--- BEGIN Material to process ---

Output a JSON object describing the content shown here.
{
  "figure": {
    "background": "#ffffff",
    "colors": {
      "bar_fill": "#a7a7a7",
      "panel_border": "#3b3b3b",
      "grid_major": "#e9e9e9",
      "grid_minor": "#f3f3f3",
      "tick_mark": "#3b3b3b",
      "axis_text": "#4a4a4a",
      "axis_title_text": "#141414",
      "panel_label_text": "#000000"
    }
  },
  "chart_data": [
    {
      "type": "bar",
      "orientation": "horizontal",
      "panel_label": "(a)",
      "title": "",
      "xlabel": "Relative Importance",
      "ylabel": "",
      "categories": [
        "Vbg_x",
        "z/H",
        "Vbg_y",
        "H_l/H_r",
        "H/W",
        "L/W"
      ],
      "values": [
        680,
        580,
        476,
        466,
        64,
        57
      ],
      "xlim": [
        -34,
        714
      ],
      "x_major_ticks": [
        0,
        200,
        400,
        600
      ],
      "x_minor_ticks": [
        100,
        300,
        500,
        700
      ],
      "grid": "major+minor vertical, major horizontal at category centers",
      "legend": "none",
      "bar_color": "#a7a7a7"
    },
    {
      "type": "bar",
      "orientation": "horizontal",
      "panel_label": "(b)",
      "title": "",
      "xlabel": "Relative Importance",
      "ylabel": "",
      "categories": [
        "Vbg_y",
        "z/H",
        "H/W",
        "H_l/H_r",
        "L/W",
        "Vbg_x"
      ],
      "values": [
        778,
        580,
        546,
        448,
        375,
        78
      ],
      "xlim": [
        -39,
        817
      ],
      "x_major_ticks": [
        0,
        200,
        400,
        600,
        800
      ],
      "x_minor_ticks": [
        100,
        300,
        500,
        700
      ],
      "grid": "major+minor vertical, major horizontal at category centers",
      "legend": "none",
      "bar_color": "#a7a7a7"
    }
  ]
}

--- END Material to process ---

Brief: Quote the listing in full, please, keeping every line exact.

Result of this task:
Output a JSON object describing the content shown here.
{
  "figure": {
    "background": "#ffffff",
    "colors": {
      "bar_fill": "#a7a7a7",
      "panel_border": "#3b3b3b",
      "grid_major": "#e9e9e9",
      "grid_minor": "#f3f3f3",
      "tick_mark": "#3b3b3b",
      "axis_text": "#4a4a4a",
      "axis_title_text": "#141414",
      "panel_label_text": "#000000"
    }
  },
  "chart_data": [
    {
      "type": "bar",
      "orientation": "horizontal",
      "panel_label": "(a)",
      "title": "",
      "xlabel": "Relative Importance",
      "ylabel": "",
      "categories": [
        "Vbg_x",
        "z/H",
        "Vbg_y",
        "H_l/H_r",
        "H/W",
        "L/W"
      ],
      "values": [
        680,
        580,
        476,
        466,
        64,
        57
      ],
      "xlim": [
        -34,
        714
      ],
      "x_major_ticks": [
        0,
        200,
        400,
        600
      ],
      "x_minor_ticks": [
        100,
        300,
        500,
        700
      ],
      "grid": "major+minor vertical, major horizontal at category centers",
      "legend": "none",
      "bar_color": "#a7a7a7"
    },
    {
      "type": "bar",
      "orientation": "horizontal",
      "panel_label": "(b)",
      "title": "",
      "xlabel": "Relative Importance",
      "ylabel": "",
      "categories": [
        "Vbg_y",
        "z/H",
        "H/W",
        "H_l/H_r",
        "L/W",
        "Vbg_x"
      ],
      "values": [
        778,
        580,
        546,
        448,
        375,
        78
      ],
      "xlim": [
        -39,
        817
      ],
      "x_major_ticks": [
        0,
        200,
        400,
        600,
        800
      ],
      "x_minor_ticks": [
        100,
        300,
        500,
        700
      ],
      "grid": "major+minor vertical, major horizontal at category centers",
      "legend": "none",
      "bar_color": "#a7a7a7"
    }
  ]
}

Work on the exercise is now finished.